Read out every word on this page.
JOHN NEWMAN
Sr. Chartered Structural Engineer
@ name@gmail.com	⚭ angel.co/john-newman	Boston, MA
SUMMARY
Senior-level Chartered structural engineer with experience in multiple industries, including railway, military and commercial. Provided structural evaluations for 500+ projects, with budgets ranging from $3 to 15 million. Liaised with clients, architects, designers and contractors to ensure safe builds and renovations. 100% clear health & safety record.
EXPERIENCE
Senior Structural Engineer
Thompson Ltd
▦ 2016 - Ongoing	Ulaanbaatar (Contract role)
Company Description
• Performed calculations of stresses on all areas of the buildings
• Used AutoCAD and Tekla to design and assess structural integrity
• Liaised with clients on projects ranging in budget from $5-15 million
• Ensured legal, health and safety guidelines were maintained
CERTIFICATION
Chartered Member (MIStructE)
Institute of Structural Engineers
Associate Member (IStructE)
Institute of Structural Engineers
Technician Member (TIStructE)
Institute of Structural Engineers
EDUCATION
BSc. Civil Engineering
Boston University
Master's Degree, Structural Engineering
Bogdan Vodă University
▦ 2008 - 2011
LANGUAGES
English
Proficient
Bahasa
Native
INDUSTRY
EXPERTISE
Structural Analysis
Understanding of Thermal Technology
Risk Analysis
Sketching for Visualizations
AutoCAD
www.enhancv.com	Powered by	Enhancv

* * *

WHAT THE TASK REQUIRES:
Filter out every line that lacks the word "Liaised", and copy the rest.

ANSWER BELOW:
Senior-level Chartered structural engineer with experience in multiple industries, including railway, military and commercial. Provided structural evaluations for 500+ projects, with budgets ranging from $3 to 15 million. Liaised with clients, architects, designers and contractors to ensure safe builds and renovations. 100% clear health & safety record.
• Liaised with clients on projects ranging in budget from $5-15 million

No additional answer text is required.